### Set problem:
Copy out the lines again without changes, from the line with "arrow-b-head-icon bbox=[271, 145, 296, 168]" up to and including the line with "Give me the".

### Records supplied:
┏━━

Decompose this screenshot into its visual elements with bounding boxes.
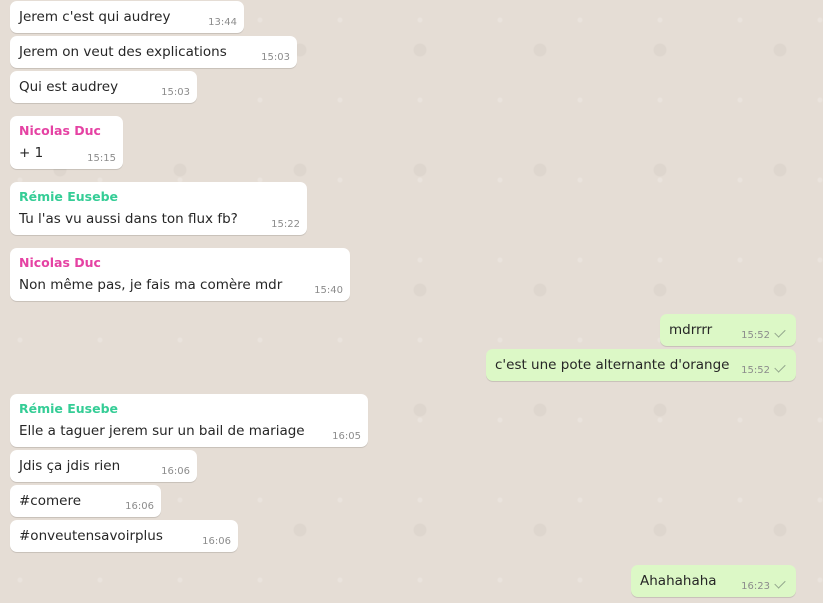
message-text: c'est une pote alternante d'orange <box>495 357 730 373</box>
message-bubble-outgoing[interactable]: Ahahahaha 16:23 <box>631 565 796 597</box>
message-bubble-incoming[interactable]: Nicolas Duc Non même pas, je fais ma com… <box>10 248 350 301</box>
message-text: Non même pas, je fais ma comère mdr <box>19 277 283 293</box>
message-time-row: 15:52 <box>741 326 786 341</box>
message-bubble-incoming[interactable]: Jerem on veut des explications 15:03 <box>10 36 297 68</box>
message-time: 16:06 <box>161 466 190 477</box>
message-time: 16:06 <box>125 501 154 512</box>
message-text: mdrrrr <box>669 322 713 338</box>
single-check-icon <box>774 577 786 589</box>
message-time: 15:15 <box>87 153 116 164</box>
message-bubble-incoming[interactable]: #onveutensavoirplus 16:06 <box>10 520 238 552</box>
message-time: 16:23 <box>741 581 770 592</box>
message-time: 15:03 <box>161 87 190 98</box>
single-check-icon <box>774 361 786 373</box>
message-bubble-incoming[interactable]: Jdis ça jdis rien 16:06 <box>10 450 197 482</box>
message-time: 16:05 <box>332 431 361 442</box>
sender-name[interactable]: Rémie Eusebe <box>19 401 359 417</box>
message-text: + 1 <box>19 145 44 161</box>
message-text: Jerem c'est qui audrey <box>19 9 171 25</box>
message-text: Jdis ça jdis rien <box>19 458 121 474</box>
message-bubble-outgoing[interactable]: mdrrrr 15:52 <box>660 314 796 346</box>
message-time-row: 16:23 <box>741 577 786 592</box>
sender-name[interactable]: Rémie Eusebe <box>19 189 298 205</box>
message-bubble-incoming[interactable]: Jerem c'est qui audrey 13:44 <box>10 1 244 33</box>
message-text: Jerem on veut des explications <box>19 44 227 60</box>
message-time-row: 15:52 <box>741 361 786 376</box>
message-text: #onveutensavoirplus <box>19 528 163 544</box>
message-time: 15:52 <box>741 330 770 341</box>
message-text: Tu l'as vu aussi dans ton flux fb? <box>19 211 238 227</box>
message-text: Ahahahaha <box>640 573 717 589</box>
message-text: Elle a taguer jerem sur un bail de maria… <box>19 423 305 439</box>
message-time: 15:03 <box>261 52 290 63</box>
message-bubble-outgoing[interactable]: c'est une pote alternante d'orange 15:52 <box>486 349 796 381</box>
message-text: Qui est audrey <box>19 79 119 95</box>
message-time: 15:52 <box>741 365 770 376</box>
chat-panel[interactable]: Jerem c'est qui audrey 13:44 Jerem on ve… <box>0 0 823 603</box>
message-bubble-incoming[interactable]: Nicolas Duc + 1 15:15 <box>10 116 123 169</box>
message-bubble-incoming[interactable]: Rémie Eusebe Tu l'as vu aussi dans ton f… <box>10 182 307 235</box>
single-check-icon <box>774 326 786 338</box>
message-bubble-incoming[interactable]: Qui est audrey 15:03 <box>10 71 197 103</box>
message-text: #comere <box>19 493 82 509</box>
message-time: 13:44 <box>208 17 237 28</box>
message-bubble-incoming[interactable]: #comere 16:06 <box>10 485 161 517</box>
message-bubble-incoming[interactable]: Rémie Eusebe Elle a taguer jerem sur un … <box>10 394 368 447</box>
message-time: 15:22 <box>271 219 300 230</box>
sender-name[interactable]: Nicolas Duc <box>19 255 341 271</box>
sender-name[interactable]: Nicolas Duc <box>19 123 114 139</box>
message-time: 16:06 <box>202 536 231 547</box>
message-time: 15:40 <box>314 285 343 296</box>
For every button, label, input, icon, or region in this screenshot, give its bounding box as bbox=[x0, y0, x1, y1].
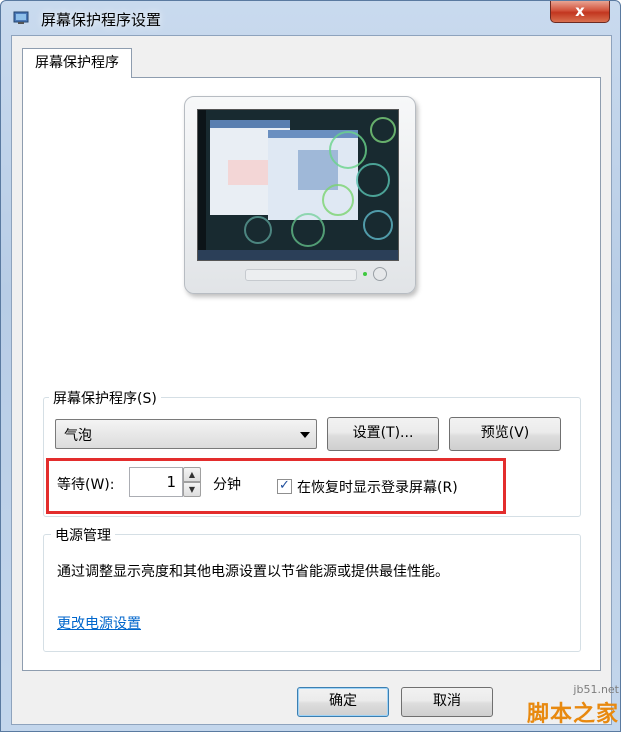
chevron-down-icon bbox=[300, 432, 310, 438]
screensaver-group-label: 屏幕保护程序(S) bbox=[49, 388, 161, 408]
power-description: 通过调整显示亮度和其他电源设置以节省能源或提供最佳性能。 bbox=[57, 564, 449, 580]
close-button[interactable]: x bbox=[550, 1, 610, 23]
close-icon: x bbox=[575, 2, 585, 20]
preview-button[interactable]: 预览(V) bbox=[449, 417, 561, 451]
highlight-annotation-box bbox=[46, 458, 506, 514]
ok-button[interactable]: 确定 bbox=[297, 687, 389, 717]
power-management-group bbox=[43, 534, 581, 652]
watermark-site: jb51.net bbox=[573, 683, 619, 696]
window-title: 屏幕保护程序设置 bbox=[41, 11, 162, 29]
screensaver-app-icon bbox=[13, 11, 29, 24]
tab-screensaver[interactable]: 屏幕保护程序 bbox=[22, 48, 132, 78]
settings-button[interactable]: 设置(T)... bbox=[327, 417, 439, 451]
monitor-slot bbox=[245, 269, 357, 281]
title-bar[interactable]: 屏幕保护程序设置 x bbox=[1, 1, 620, 35]
change-power-settings-link[interactable]: 更改电源设置 bbox=[57, 613, 141, 633]
power-knob-icon bbox=[373, 267, 387, 281]
preview-screen bbox=[197, 109, 399, 261]
screensaver-select-value: 气泡 bbox=[64, 428, 92, 444]
monitor-preview bbox=[184, 96, 416, 294]
watermark-text: 脚本之家 bbox=[526, 702, 619, 727]
screensaver-select[interactable]: 气泡 bbox=[55, 419, 317, 449]
power-group-label: 电源管理 bbox=[51, 525, 115, 545]
cancel-button[interactable]: 取消 bbox=[401, 687, 493, 717]
bubbles-preview-image bbox=[198, 110, 398, 260]
power-led-icon bbox=[363, 272, 367, 276]
watermark: jb51.net 脚本之家 bbox=[527, 683, 619, 728]
dialog-window: 屏幕保护程序设置 x 屏幕保护程序 屏幕保护程序(S) 气泡 设置(T)... … bbox=[0, 0, 621, 732]
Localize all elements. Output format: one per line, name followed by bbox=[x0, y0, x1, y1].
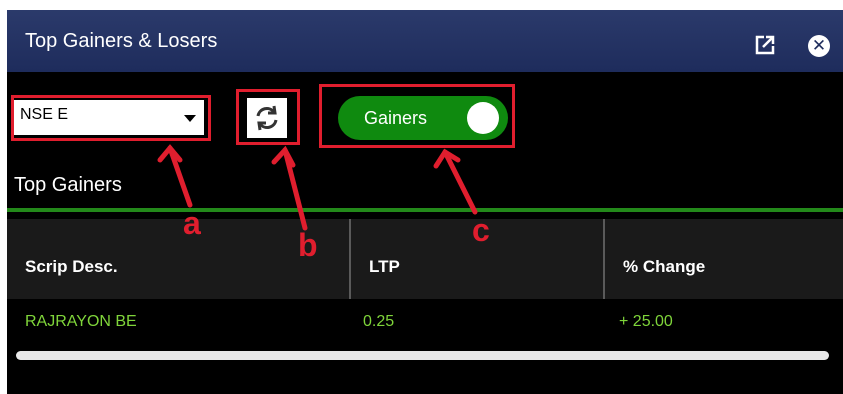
arrow-b-head-icon bbox=[271, 145, 296, 168]
annotation-arrows bbox=[157, 144, 478, 231]
annotation-label-b: b bbox=[298, 227, 318, 263]
annotation-label-c: c bbox=[472, 212, 490, 248]
annotation-label-a: a bbox=[183, 205, 201, 241]
arrow-b-icon bbox=[282, 147, 308, 231]
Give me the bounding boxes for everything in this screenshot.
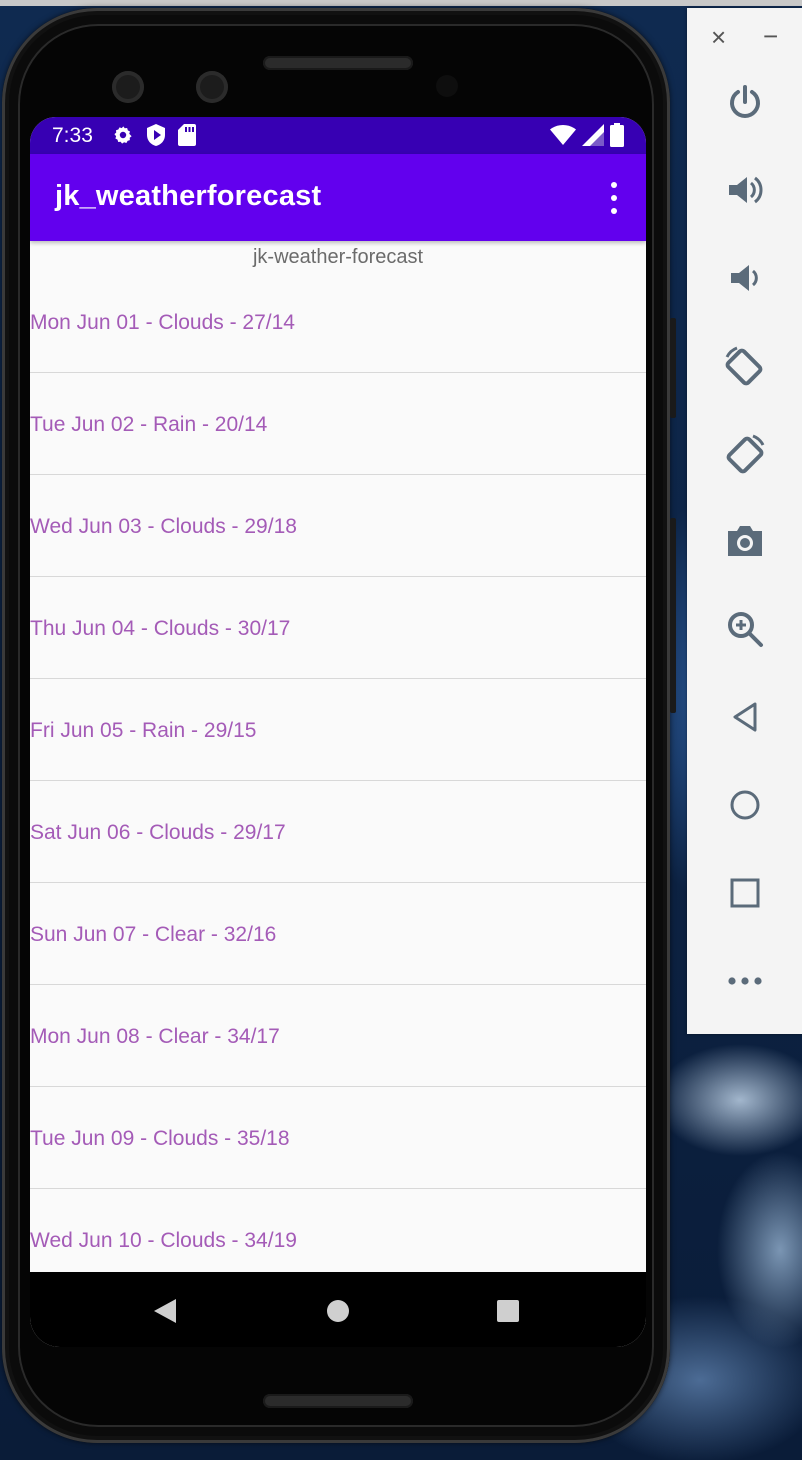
app-title: jk_weatherforecast (55, 180, 322, 212)
home-icon[interactable] (717, 777, 773, 833)
side-button-power[interactable] (670, 518, 676, 713)
camera-icon[interactable] (717, 513, 773, 569)
close-icon[interactable]: × (711, 22, 726, 52)
forecast-text: Fri Jun 05 - Rain - 29/15 (30, 719, 257, 742)
status-bar: 7:33 (30, 117, 646, 154)
status-time: 7:33 (52, 124, 93, 147)
wifi-icon (550, 125, 576, 145)
earpiece-speaker (263, 56, 413, 70)
forecast-text: Wed Jun 03 - Clouds - 29/18 (30, 515, 297, 538)
list-item[interactable]: Sun Jun 07 - Clear - 32/16 (30, 883, 646, 985)
forecast-text: Sun Jun 07 - Clear - 32/16 (30, 923, 277, 946)
status-icons-left (112, 124, 196, 146)
side-button-volume[interactable] (670, 318, 676, 418)
volume-up-icon[interactable] (717, 162, 773, 218)
list-item[interactable]: Thu Jun 04 - Clouds - 30/17 (30, 577, 646, 679)
status-icons-right (550, 123, 624, 147)
minimize-icon[interactable]: − (763, 22, 778, 50)
list-item[interactable]: Mon Jun 01 - Clouds - 27/14 (30, 271, 646, 373)
toolbar-window-controls: × − (687, 22, 802, 52)
rotate-right-icon[interactable] (717, 427, 773, 483)
forecast-list: Mon Jun 01 - Clouds - 27/14 Tue Jun 02 -… (30, 271, 646, 1290)
list-item[interactable]: Wed Jun 03 - Clouds - 29/18 (30, 475, 646, 577)
forecast-text: Mon Jun 08 - Clear - 34/17 (30, 1025, 280, 1048)
home-icon[interactable] (327, 1300, 349, 1322)
list-item[interactable]: Mon Jun 08 - Clear - 34/17 (30, 985, 646, 1087)
emulator-toolbar: × − (687, 8, 802, 1034)
page-subtitle: jk-weather-forecast (252, 246, 424, 268)
forecast-text: Mon Jun 01 - Clouds - 27/14 (30, 311, 295, 334)
more-vert-icon[interactable] (602, 182, 626, 214)
front-camera-icon (112, 71, 144, 103)
gear-icon (114, 126, 132, 144)
shield-play-icon (147, 124, 165, 146)
device-screen: 7:33 jk_weatherforecast jk-weather-forec… (30, 117, 646, 1347)
forecast-text: Tue Jun 09 - Clouds - 35/18 (30, 1127, 290, 1150)
back-icon[interactable] (717, 689, 773, 745)
navigation-bar (30, 1272, 646, 1347)
list-item[interactable]: Tue Jun 09 - Clouds - 35/18 (30, 1087, 646, 1189)
zoom-icon[interactable] (717, 601, 773, 657)
overview-icon[interactable] (717, 865, 773, 921)
more-icon[interactable] (717, 953, 773, 1009)
back-icon[interactable] (154, 1299, 176, 1323)
proximity-sensor-icon (436, 75, 458, 97)
sd-card-icon (178, 124, 196, 146)
forecast-text: Wed Jun 10 - Clouds - 34/19 (30, 1229, 297, 1252)
forecast-text: Tue Jun 02 - Rain - 20/14 (30, 413, 268, 436)
list-item[interactable]: Sat Jun 06 - Clouds - 29/17 (30, 781, 646, 883)
battery-icon (610, 123, 624, 147)
list-item[interactable]: Fri Jun 05 - Rain - 29/15 (30, 679, 646, 781)
list-item[interactable]: Tue Jun 02 - Rain - 20/14 (30, 373, 646, 475)
bottom-speaker (263, 1394, 413, 1408)
recents-icon[interactable] (497, 1300, 519, 1322)
power-icon[interactable] (717, 74, 773, 130)
rotate-left-icon[interactable] (717, 339, 773, 395)
cell-signal-icon (582, 124, 604, 146)
front-sensor-icon (196, 71, 228, 103)
app-bar: jk_weatherforecast (30, 154, 646, 241)
forecast-text: Sat Jun 06 - Clouds - 29/17 (30, 821, 286, 844)
forecast-text: Thu Jun 04 - Clouds - 30/17 (30, 617, 291, 640)
volume-down-icon[interactable] (717, 250, 773, 306)
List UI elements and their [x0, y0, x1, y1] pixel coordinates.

┗━━

### Written response:
arrow-b-head-icon bbox=[271, 145, 296, 168]
annotation-arrows bbox=[157, 144, 478, 231]
annotation-label-b: b bbox=[298, 227, 318, 263]
annotation-label-c: c bbox=[472, 212, 490, 248]
annotation-label-a: a bbox=[183, 205, 201, 241]
arrow-b-icon bbox=[282, 147, 308, 231]
Give me the bounding boxes for everything in this screenshot.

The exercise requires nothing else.